[BEGIN RAW RECORDS]

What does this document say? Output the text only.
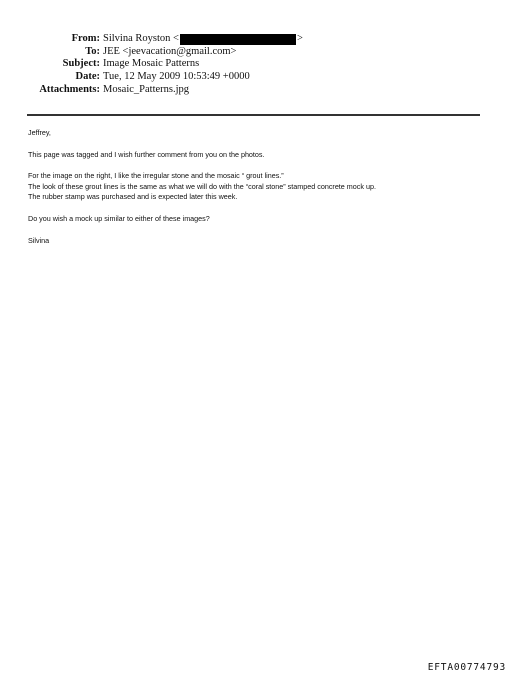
From: Silvina Royston <	>
To: JEE <jeevacation@gmail.com>
Subject: Image Mosaic Patterns
Date: Tue, 12 May 2009 10:53:49 +0000
Attachments: Mosaic_Patterns.jpg

Jeffrey,

This page was tagged and I wish further comment from you on the photos.

For the image on the right, I like the irregular stone and the mosaic “ grout lines.”

The look of these grout lines is the same as what we will do with the “coral stone” stamped concrete mock up.

The rubber stamp was purchased and is expected later this week.

Do you wish a mock up similar to either of these images?

Silvina

EFTA00774793
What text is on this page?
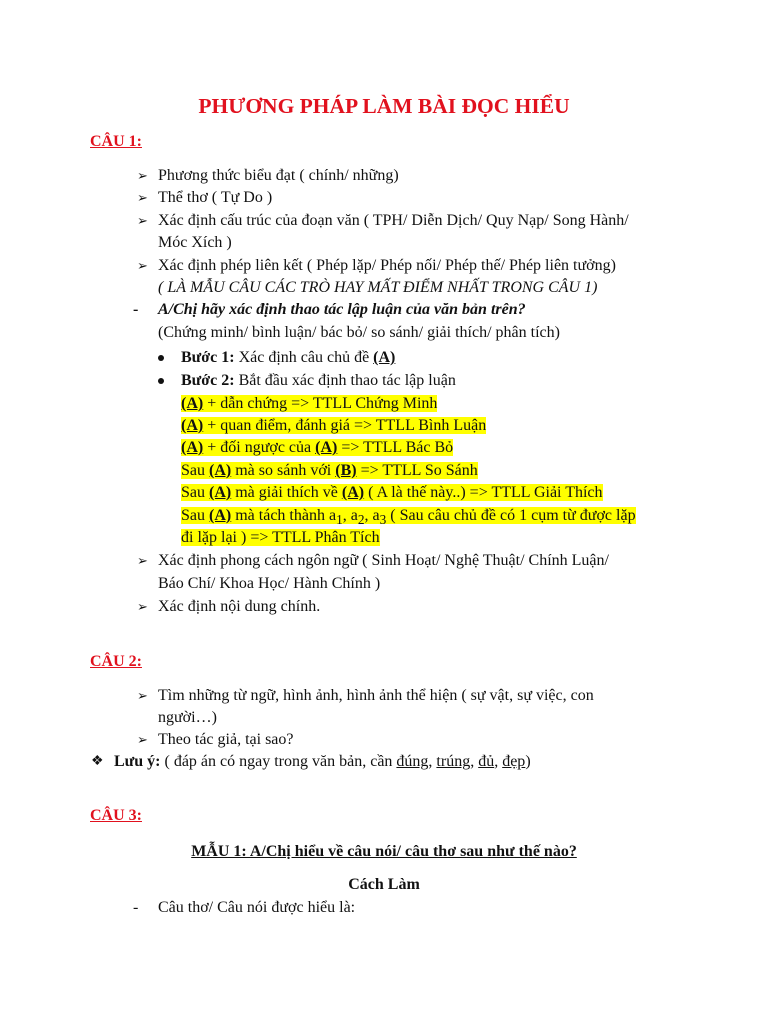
PHƯƠNG PHÁP LÀM BÀI ĐỌC HIỂU
CÂU 1:
➢ Phương thức biểu đạt ( chính/ những)
➢ Thể thơ ( Tự Do )
➢ Xác định cấu trúc của đoạn văn ( TPH/ Diễn Dịch/ Quy Nạp/ Song Hành/
Móc Xích )
➢ Xác định phép liên kết ( Phép lặp/ Phép nối/ Phép thế/ Phép liên tưởng)
( LÀ MẪU CÂU CÁC TRÒ HAY MẤT ĐIỂM NHẤT TRONG CÂU 1)
- A/Chị hãy xác định thao tác lập luận của văn bản trên?
(Chứng minh/ bình luận/ bác bỏ/ so sánh/ giải thích/ phân tích)
Bước 1: Xác định câu chủ đề (A)
Bước 2: Bắt đầu xác định thao tác lập luận
(A) + dẫn chứng => TTLL Chứng Minh
(A) + quan điểm, đánh giá => TTLL Bình Luận
(A) + đối ngược của (A) => TTLL Bác Bỏ
Sau (A) mà so sánh với (B) => TTLL So Sánh
Sau (A) mà giải thích về (A) ( A là thế này..) => TTLL Giải Thích
Sau (A) mà tách thành $a_1$, $a_2$, $a_3$ ( Sau câu chủ đề có 1 cụm từ được lặp
đi lặp lại ) => TTLL Phân Tích
➢ Xác định phong cách ngôn ngữ ( Sinh Hoạt/ Nghệ Thuật/ Chính Luận/
Báo Chí/ Khoa Học/ Hành Chính )
➢ Xác định nội dung chính.
CÂU 2:
➢ Tìm những từ ngữ, hình ảnh, hình ảnh thể hiện ( sự vật, sự việc, con
người…)
➢ Theo tác giả, tại sao?
❖ Lưu ý: ( đáp án có ngay trong văn bản, cần đúng, trúng, đủ, đẹp)
CÂU 3:
MẪU 1: A/Chị hiểu về câu nói/ câu thơ sau như thế nào?
Cách Làm
- Câu thơ/ Câu nói được hiểu là:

[END RAW RECORDS]

§ **OBJECTIVE**: Copy every record character for character. Skip the pictures.

§ **RESULT**:
What does this document say? Output the text only.
From: Silvina Royston <	>
To: JEE <jeevacation@gmail.com>
Subject: Image Mosaic Patterns
Date: Tue, 12 May 2009 10:53:49 +0000
Attachments: Mosaic_Patterns.jpg

Jeffrey,

This page was tagged and I wish further comment from you on the photos.

For the image on the right, I like the irregular stone and the mosaic “ grout lines.”

The look of these grout lines is the same as what we will do with the “coral stone” stamped concrete mock up.

The rubber stamp was purchased and is expected later this week.

Do you wish a mock up similar to either of these images?

Silvina

EFTA00774793
What text is on this page?
PHƯƠNG PHÁP LÀM BÀI ĐỌC HIỂU
CÂU 1:
➢ Phương thức biểu đạt ( chính/ những)
➢ Thể thơ ( Tự Do )
➢ Xác định cấu trúc của đoạn văn ( TPH/ Diễn Dịch/ Quy Nạp/ Song Hành/
Móc Xích )
➢ Xác định phép liên kết ( Phép lặp/ Phép nối/ Phép thế/ Phép liên tưởng)
( LÀ MẪU CÂU CÁC TRÒ HAY MẤT ĐIỂM NHẤT TRONG CÂU 1)
- A/Chị hãy xác định thao tác lập luận của văn bản trên?
(Chứng minh/ bình luận/ bác bỏ/ so sánh/ giải thích/ phân tích)
Bước 1: Xác định câu chủ đề (A)
Bước 2: Bắt đầu xác định thao tác lập luận
(A) + dẫn chứng => TTLL Chứng Minh
(A) + quan điểm, đánh giá => TTLL Bình Luận
(A) + đối ngược của (A) => TTLL Bác Bỏ
Sau (A) mà so sánh với (B) => TTLL So Sánh
Sau (A) mà giải thích về (A) ( A là thế này..) => TTLL Giải Thích
Sau (A) mà tách thành $a_1$, $a_2$, $a_3$ ( Sau câu chủ đề có 1 cụm từ được lặp
đi lặp lại ) => TTLL Phân Tích
➢ Xác định phong cách ngôn ngữ ( Sinh Hoạt/ Nghệ Thuật/ Chính Luận/
Báo Chí/ Khoa Học/ Hành Chính )
➢ Xác định nội dung chính.
CÂU 2:
➢ Tìm những từ ngữ, hình ảnh, hình ảnh thể hiện ( sự vật, sự việc, con
người…)
➢ Theo tác giả, tại sao?
❖ Lưu ý: ( đáp án có ngay trong văn bản, cần đúng, trúng, đủ, đẹp)
CÂU 3:
MẪU 1: A/Chị hiểu về câu nói/ câu thơ sau như thế nào?
Cách Làm
- Câu thơ/ Câu nói được hiểu là:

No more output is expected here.